= To be done =
Comb the records below for the string "menor" and copy each line where it turns up.

= Dataset records =

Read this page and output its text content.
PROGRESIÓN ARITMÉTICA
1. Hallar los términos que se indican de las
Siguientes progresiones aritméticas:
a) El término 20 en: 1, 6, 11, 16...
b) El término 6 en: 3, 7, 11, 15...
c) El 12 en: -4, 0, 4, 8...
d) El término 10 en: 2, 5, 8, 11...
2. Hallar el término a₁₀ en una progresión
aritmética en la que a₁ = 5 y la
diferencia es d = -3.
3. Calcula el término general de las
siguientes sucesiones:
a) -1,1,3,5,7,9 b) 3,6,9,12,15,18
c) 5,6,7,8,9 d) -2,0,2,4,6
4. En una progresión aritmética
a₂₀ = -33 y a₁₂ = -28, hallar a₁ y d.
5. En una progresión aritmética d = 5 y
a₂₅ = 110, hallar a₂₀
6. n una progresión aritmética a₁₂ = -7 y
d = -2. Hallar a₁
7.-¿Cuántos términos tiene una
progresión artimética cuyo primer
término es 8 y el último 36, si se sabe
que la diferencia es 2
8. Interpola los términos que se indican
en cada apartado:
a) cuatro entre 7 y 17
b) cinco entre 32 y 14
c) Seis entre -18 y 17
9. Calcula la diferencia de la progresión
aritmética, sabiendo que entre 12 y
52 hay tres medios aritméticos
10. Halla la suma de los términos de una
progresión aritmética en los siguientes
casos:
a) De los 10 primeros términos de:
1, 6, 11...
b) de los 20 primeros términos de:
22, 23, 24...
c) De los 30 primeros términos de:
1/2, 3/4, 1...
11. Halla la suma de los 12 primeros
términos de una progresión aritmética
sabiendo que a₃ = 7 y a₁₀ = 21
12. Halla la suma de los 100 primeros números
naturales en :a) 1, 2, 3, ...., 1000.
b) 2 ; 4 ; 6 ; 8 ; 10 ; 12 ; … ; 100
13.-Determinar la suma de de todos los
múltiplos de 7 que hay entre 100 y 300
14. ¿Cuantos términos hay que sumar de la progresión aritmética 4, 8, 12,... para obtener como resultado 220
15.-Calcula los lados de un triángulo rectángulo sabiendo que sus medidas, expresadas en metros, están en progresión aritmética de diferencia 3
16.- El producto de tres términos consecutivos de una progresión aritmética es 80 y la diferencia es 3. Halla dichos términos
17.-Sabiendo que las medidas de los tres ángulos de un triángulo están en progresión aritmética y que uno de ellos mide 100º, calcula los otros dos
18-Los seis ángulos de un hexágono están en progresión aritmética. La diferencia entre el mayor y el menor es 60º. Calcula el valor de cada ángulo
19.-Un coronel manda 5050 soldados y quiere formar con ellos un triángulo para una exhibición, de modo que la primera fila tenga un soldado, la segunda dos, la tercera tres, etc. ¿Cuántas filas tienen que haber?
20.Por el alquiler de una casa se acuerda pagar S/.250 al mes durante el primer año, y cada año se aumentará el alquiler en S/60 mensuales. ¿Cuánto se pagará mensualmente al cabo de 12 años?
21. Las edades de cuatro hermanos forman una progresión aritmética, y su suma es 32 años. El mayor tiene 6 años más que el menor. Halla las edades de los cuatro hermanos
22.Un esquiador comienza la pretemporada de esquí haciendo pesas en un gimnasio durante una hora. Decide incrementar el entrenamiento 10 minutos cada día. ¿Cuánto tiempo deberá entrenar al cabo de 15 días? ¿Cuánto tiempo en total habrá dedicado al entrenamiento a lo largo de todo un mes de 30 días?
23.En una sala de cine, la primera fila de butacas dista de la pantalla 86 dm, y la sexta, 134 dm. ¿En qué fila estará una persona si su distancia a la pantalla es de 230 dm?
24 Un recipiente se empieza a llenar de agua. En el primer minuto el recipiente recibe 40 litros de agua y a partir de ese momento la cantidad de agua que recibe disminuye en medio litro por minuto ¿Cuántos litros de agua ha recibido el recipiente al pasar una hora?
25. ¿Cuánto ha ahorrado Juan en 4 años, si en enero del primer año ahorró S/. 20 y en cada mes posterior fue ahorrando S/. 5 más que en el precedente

= Answer to this exercise =
18-Los seis ángulos de un hexágono están en progresión aritmética. La diferencia entre el mayor y el menor es 60º. Calcula el valor de cada ángulo
21. Las edades de cuatro hermanos forman una progresión aritmética, y su suma es 32 años. El mayor tiene 6 años más que el menor. Halla las edades de los cuatro hermanos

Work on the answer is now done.